_Problem statement_. Answer with a single number: the count of lines that hold "screenshot".

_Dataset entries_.
((
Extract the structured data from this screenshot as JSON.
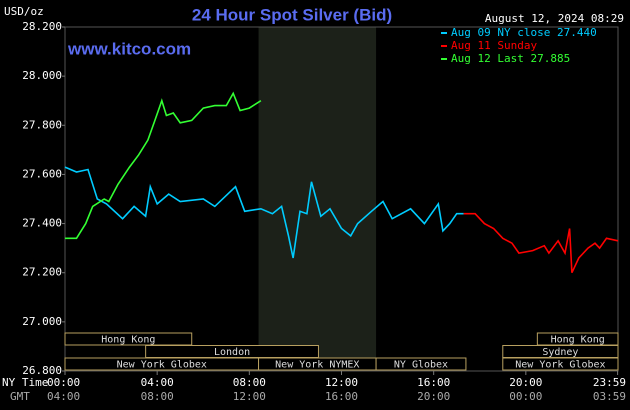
{
  "chart_data": {
    "type": "line",
    "title": "24 Hour Spot Silver (Bid)",
    "timestamp": "August 12, 2024 08:29",
    "watermark": "www.kitco.com",
    "y_label": "USD/oz",
    "x_label_ny": "NY Time",
    "x_label_gmt": "GMT",
    "xlim": [
      0,
      24
    ],
    "xticks": [
      {
        "value": 0,
        "label": "00:00"
      },
      {
        "value": 4,
        "label": "04:00"
      },
      {
        "value": 8,
        "label": "08:00"
      },
      {
        "value": 12,
        "label": "12:00"
      },
      {
        "value": 16,
        "label": "16:00"
      },
      {
        "value": 20,
        "label": "20:00"
      },
      {
        "value": 23.983,
        "label": "23:59"
      }
    ],
    "gmt_labels": [
      "04:00",
      "08:00",
      "12:00",
      "16:00",
      "20:00",
      "00:00",
      "03:59"
    ],
    "ylim": [
      26.8,
      28.2
    ],
    "yticks": [
      {
        "value": 26.8,
        "label": "26.800"
      },
      {
        "value": 27.0,
        "label": "27.000"
      },
      {
        "value": 27.2,
        "label": "27.200"
      },
      {
        "value": 27.4,
        "label": "27.400"
      },
      {
        "value": 27.6,
        "label": "27.600"
      },
      {
        "value": 27.8,
        "label": "27.800"
      },
      {
        "value": 28.0,
        "label": "28.000"
      },
      {
        "value": 28.2,
        "label": "28.200"
      }
    ],
    "grid": false,
    "shaded_hours": [
      8.4,
      13.5
    ],
    "sessions": [
      {
        "name": "Hong Kong",
        "start": 0,
        "end": 5.5,
        "row": 0
      },
      {
        "name": "Hong Kong",
        "start": 20.5,
        "end": 24,
        "row": 0
      },
      {
        "name": "London",
        "start": 3.5,
        "end": 11,
        "row": 1
      },
      {
        "name": "Sydney",
        "start": 19,
        "end": 24,
        "row": 1
      },
      {
        "name": "New York Globex",
        "start": 0,
        "end": 8.4,
        "row": 2
      },
      {
        "name": "New York NYMEX",
        "start": 8.4,
        "end": 13.5,
        "row": 2
      },
      {
        "name": "NY Globex",
        "start": 13.5,
        "end": 17.4,
        "row": 2
      },
      {
        "name": "New York Globex",
        "start": 19,
        "end": 24,
        "row": 2
      }
    ],
    "series": [
      {
        "name": "Aug 09 NY close 27.440",
        "color": "#00ccff",
        "x": [
          0,
          0.5,
          1,
          1.4,
          1.8,
          2.5,
          3,
          3.5,
          3.7,
          4,
          4.5,
          5,
          6,
          6.5,
          7.4,
          7.8,
          8.5,
          9,
          9.4,
          9.7,
          9.9,
          10.2,
          10.5,
          10.7,
          11.1,
          11.5,
          12,
          12.4,
          12.7,
          13.3,
          13.8,
          14.2,
          15,
          15.6,
          16.2,
          16.4,
          16.7,
          17.0,
          17.3
        ],
        "values": [
          27.63,
          27.61,
          27.62,
          27.5,
          27.48,
          27.42,
          27.47,
          27.43,
          27.55,
          27.48,
          27.52,
          27.49,
          27.5,
          27.47,
          27.55,
          27.45,
          27.46,
          27.44,
          27.47,
          27.35,
          27.26,
          27.45,
          27.44,
          27.57,
          27.43,
          27.46,
          27.38,
          27.35,
          27.4,
          27.45,
          27.49,
          27.42,
          27.46,
          27.4,
          27.48,
          27.37,
          27.4,
          27.44,
          27.44
        ]
      },
      {
        "name": "Aug 11 Sunday",
        "color": "#ff0000",
        "x": [
          17.3,
          17.8,
          18.2,
          18.6,
          19,
          19.4,
          19.7,
          20.3,
          20.8,
          21.0,
          21.4,
          21.7,
          21.9,
          22.0,
          22.3,
          22.7,
          23.0,
          23.2,
          23.5,
          24
        ],
        "values": [
          27.44,
          27.44,
          27.4,
          27.38,
          27.34,
          27.32,
          27.28,
          27.29,
          27.31,
          27.28,
          27.33,
          27.28,
          27.38,
          27.2,
          27.26,
          27.3,
          27.32,
          27.3,
          27.34,
          27.33
        ]
      },
      {
        "name": "Aug 12 Last 27.885",
        "color": "#33ff33",
        "x": [
          0,
          0.5,
          0.9,
          1.2,
          1.7,
          1.9,
          2.3,
          2.8,
          3.2,
          3.6,
          3.9,
          4.2,
          4.4,
          4.7,
          5.0,
          5.5,
          6.0,
          6.5,
          7.0,
          7.3,
          7.6,
          8.0,
          8.5
        ],
        "values": [
          27.34,
          27.34,
          27.4,
          27.47,
          27.5,
          27.49,
          27.56,
          27.63,
          27.68,
          27.74,
          27.82,
          27.9,
          27.84,
          27.85,
          27.81,
          27.82,
          27.87,
          27.88,
          27.88,
          27.93,
          27.86,
          27.87,
          27.9
        ]
      }
    ]
  }
}
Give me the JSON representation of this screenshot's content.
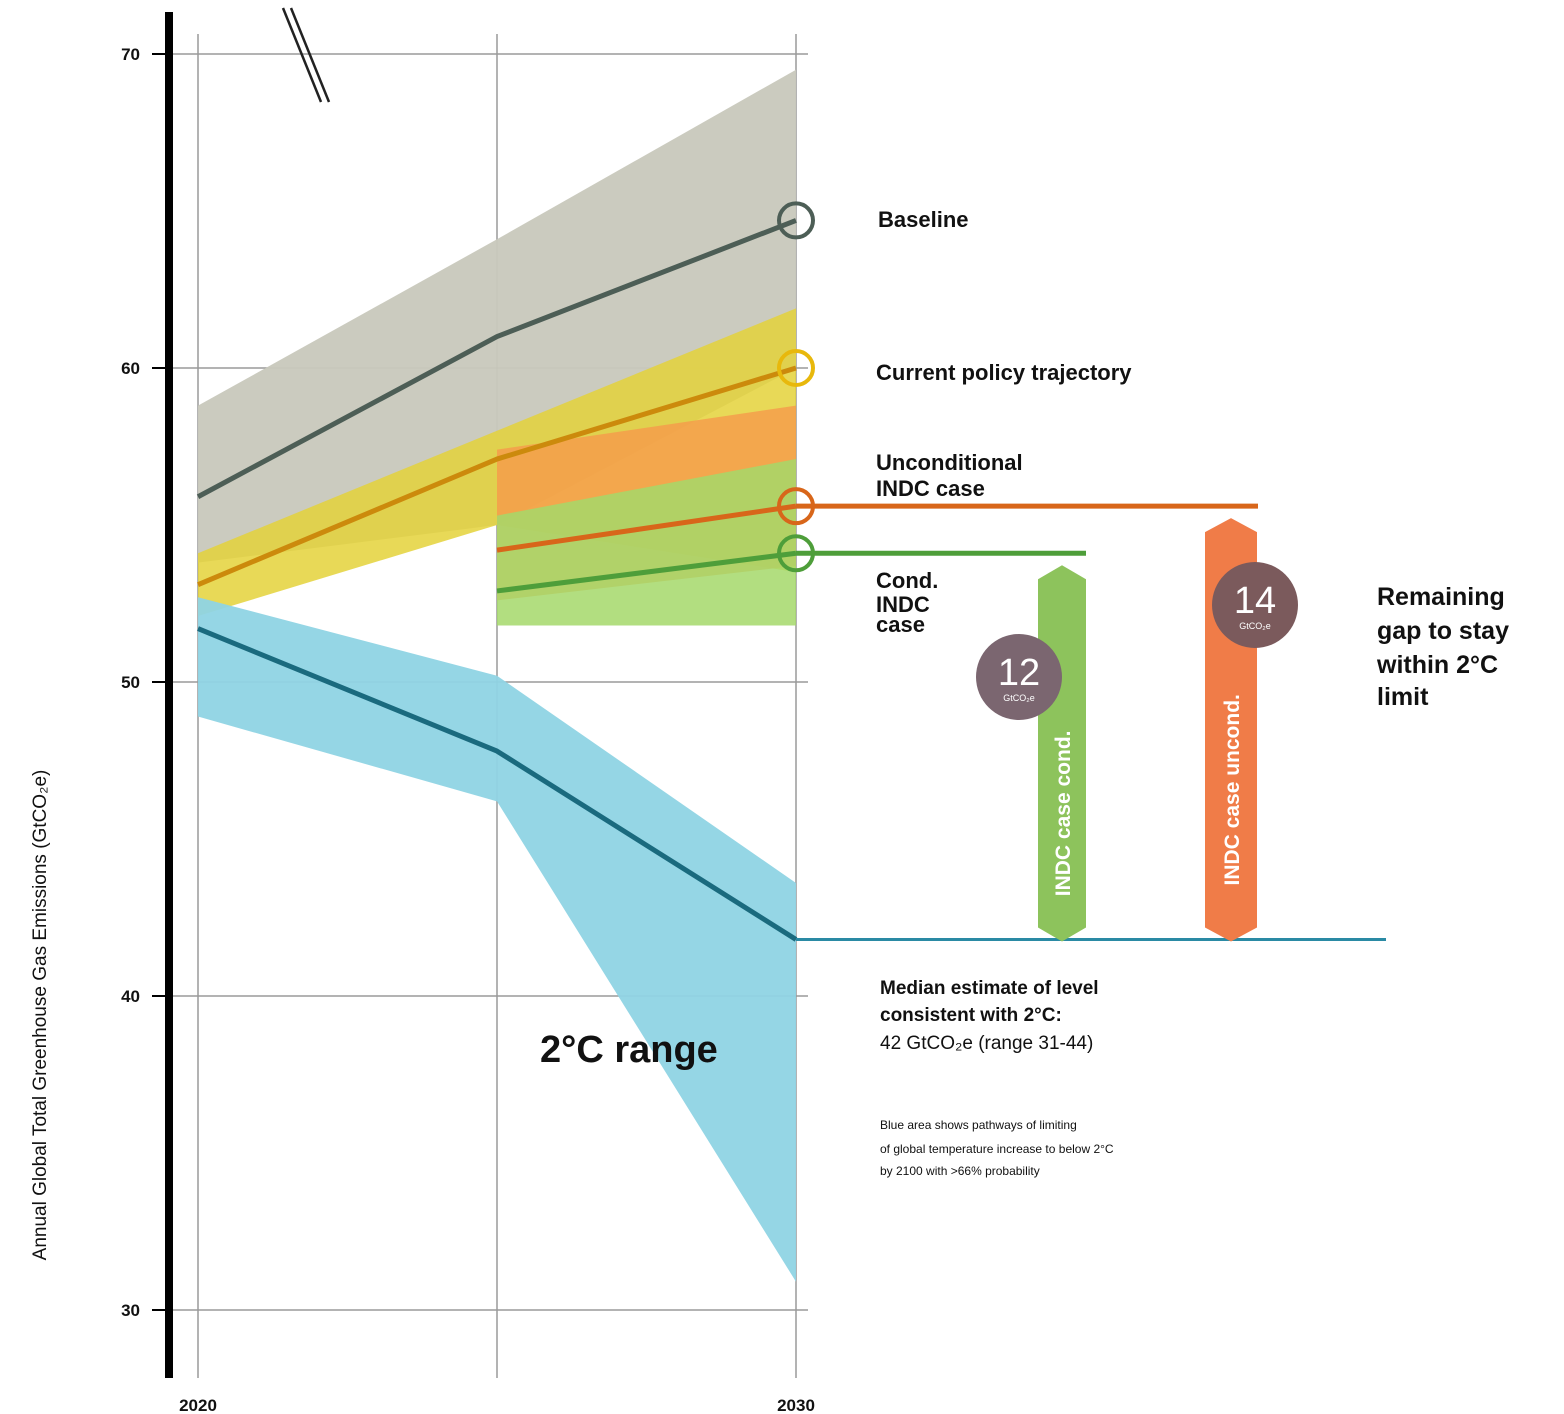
{
  "chart_data": {
    "type": "area",
    "title": "",
    "xlabel": "",
    "ylabel": "Annual Global Total Greenhouse Gas Emissions (GtCO₂e)",
    "xlim": [
      2020,
      2030
    ],
    "ylim": [
      28,
      72
    ],
    "x_ticks": [
      {
        "value": 2020,
        "label": "2020"
      },
      {
        "value": 2030,
        "label": "2030"
      }
    ],
    "y_ticks": [
      {
        "value": 30,
        "label": "30"
      },
      {
        "value": 40,
        "label": "40"
      },
      {
        "value": 50,
        "label": "50"
      },
      {
        "value": 60,
        "label": "60"
      },
      {
        "value": 70,
        "label": "70"
      }
    ],
    "x_gridlines": [
      2020,
      2025,
      2030
    ],
    "grid": true,
    "series": [
      {
        "name": "Baseline",
        "color": "#4d5e56",
        "band_color": "#c8c8bc",
        "x": [
          2020,
          2025,
          2030
        ],
        "values": [
          55.9,
          61.0,
          64.7
        ],
        "band_upper": [
          58.8,
          64.1,
          69.5
        ],
        "band_lower": [
          53.8,
          55.0,
          60.0
        ],
        "end_marker": true
      },
      {
        "name": "Current policy trajectory",
        "color": "#cc8a0c",
        "band_color": "#e4d23a",
        "x": [
          2020,
          2025,
          2030
        ],
        "values": [
          53.1,
          57.1,
          60.0
        ],
        "band_upper": [
          54.1,
          58.0,
          61.9
        ],
        "band_lower": [
          52.1,
          55.0,
          53.5
        ],
        "end_marker": true
      },
      {
        "name": "Unconditional INDC case",
        "color": "#d8661a",
        "band_color": "#f59d4b",
        "x": [
          2025,
          2030
        ],
        "values": [
          54.2,
          55.6
        ],
        "band_upper": [
          57.4,
          58.8
        ],
        "band_lower": [
          52.6,
          53.7
        ],
        "end_marker": true
      },
      {
        "name": "Cond. INDC case",
        "color": "#4e9e3a",
        "band_color": "#a4d86a",
        "x": [
          2025,
          2030
        ],
        "values": [
          52.9,
          54.1
        ],
        "band_upper": [
          55.3,
          57.1
        ],
        "band_lower": [
          51.8,
          51.8
        ],
        "end_marker": true
      },
      {
        "name": "2°C range",
        "color": "#1a6a7e",
        "band_color": "#8fd4e4",
        "x": [
          2020,
          2025,
          2030
        ],
        "values": [
          51.7,
          47.8,
          41.8
        ],
        "band_upper": [
          52.7,
          50.2,
          43.6
        ],
        "band_lower": [
          48.9,
          46.2,
          30.9
        ]
      }
    ],
    "reference_lines": [
      {
        "name": "Unconditional INDC case",
        "y": 55.6,
        "color": "#d8661a"
      },
      {
        "name": "Cond. INDC case",
        "y": 54.1,
        "color": "#4e9e3a"
      },
      {
        "name": "Median estimate of level consistent with 2°C",
        "y": 41.8,
        "color": "#2a8aa4"
      }
    ],
    "gap_bars": [
      {
        "label": "INDC case cond.",
        "value": 12,
        "unit": "GtCO₂e",
        "from": 41.8,
        "to": 54.1,
        "color": "#8dc35c",
        "badge_color": "#7b6670"
      },
      {
        "label": "INDC case uncond.",
        "value": 14,
        "unit": "GtCO₂e",
        "from": 41.8,
        "to": 55.6,
        "color": "#f07c48",
        "badge_color": "#7b5a5c"
      }
    ],
    "labels": {
      "baseline": "Baseline",
      "current_policy": "Current policy trajectory",
      "unconditional_line1": "Unconditional",
      "unconditional_line2": "INDC case",
      "cond_line1": "Cond.",
      "cond_line2": "INDC",
      "cond_line3": "case",
      "gap_line1": "Remaining",
      "gap_line2": "gap to stay",
      "gap_line3": "within 2°C",
      "gap_line4": "limit",
      "range": "2°C range",
      "median_line1": "Median estimate of level",
      "median_line2": "consistent with 2°C:",
      "median_line3": "42 GtCO₂e (range 31-44)",
      "note_line1": "Blue area shows pathways of limiting",
      "note_line2": "of global temperature increase to below 2°C",
      "note_line3": "by 2100 with >66% probability"
    }
  }
}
))
_Finished answer_. 2